## begin RECORD EXCERPTS
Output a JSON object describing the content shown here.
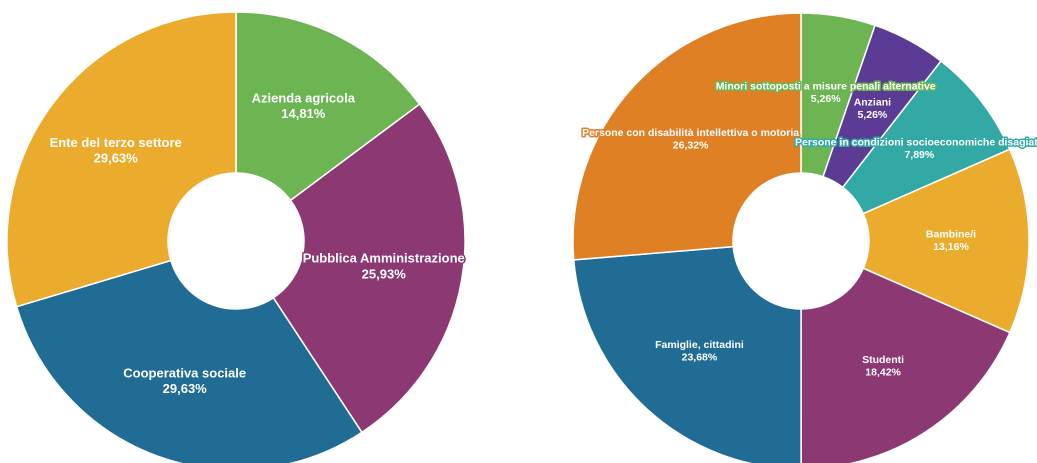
{
  "chart_data": [
    {
      "type": "pie",
      "categories": [
        "Azienda agricola",
        "Pubblica Amministrazione",
        "Cooperativa sociale",
        "Ente del terzo settore"
      ],
      "values": [
        14.81,
        25.93,
        29.63,
        29.63
      ],
      "value_labels": [
        "14,81%",
        "25,93%",
        "29,63%",
        "29,63%"
      ],
      "colors": [
        "#6db553",
        "#8c3872",
        "#206c95",
        "#ebab2c"
      ]
    },
    {
      "type": "pie",
      "categories": [
        "Minori sottoposti a misure penali alternative",
        "Anziani",
        "Persone in condizioni socioeconomiche disagiate",
        "Bambine/i",
        "Studenti",
        "Famiglie, cittadini",
        "Persone con disabilità intellettiva o motoria"
      ],
      "values": [
        5.26,
        5.26,
        7.89,
        13.16,
        18.42,
        23.68,
        26.32
      ],
      "value_labels": [
        "5,26%",
        "5,26%",
        "7,89%",
        "13,16%",
        "18,42%",
        "23,68%",
        "26,32%"
      ],
      "colors": [
        "#6db553",
        "#5c3b94",
        "#32a9a5",
        "#ebab2c",
        "#8c3872",
        "#206c95",
        "#e08025"
      ]
    }
  ]
}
## end RECORD EXCERPTS
WRITTEN PROBLEM: Return the full material word for word. Do not include the pictures.

OUTPUT OF THE EXERCISE:
Output a JSON object describing the content shown here.
{
  "chart_data": [
    {
      "type": "pie",
      "categories": [
        "Azienda agricola",
        "Pubblica Amministrazione",
        "Cooperativa sociale",
        "Ente del terzo settore"
      ],
      "values": [
        14.81,
        25.93,
        29.63,
        29.63
      ],
      "value_labels": [
        "14,81%",
        "25,93%",
        "29,63%",
        "29,63%"
      ],
      "colors": [
        "#6db553",
        "#8c3872",
        "#206c95",
        "#ebab2c"
      ]
    },
    {
      "type": "pie",
      "categories": [
        "Minori sottoposti a misure penali alternative",
        "Anziani",
        "Persone in condizioni socioeconomiche disagiate",
        "Bambine/i",
        "Studenti",
        "Famiglie, cittadini",
        "Persone con disabilità intellettiva o motoria"
      ],
      "values": [
        5.26,
        5.26,
        7.89,
        13.16,
        18.42,
        23.68,
        26.32
      ],
      "value_labels": [
        "5,26%",
        "5,26%",
        "7,89%",
        "13,16%",
        "18,42%",
        "23,68%",
        "26,32%"
      ],
      "colors": [
        "#6db553",
        "#5c3b94",
        "#32a9a5",
        "#ebab2c",
        "#8c3872",
        "#206c95",
        "#e08025"
      ]
    }
  ]
}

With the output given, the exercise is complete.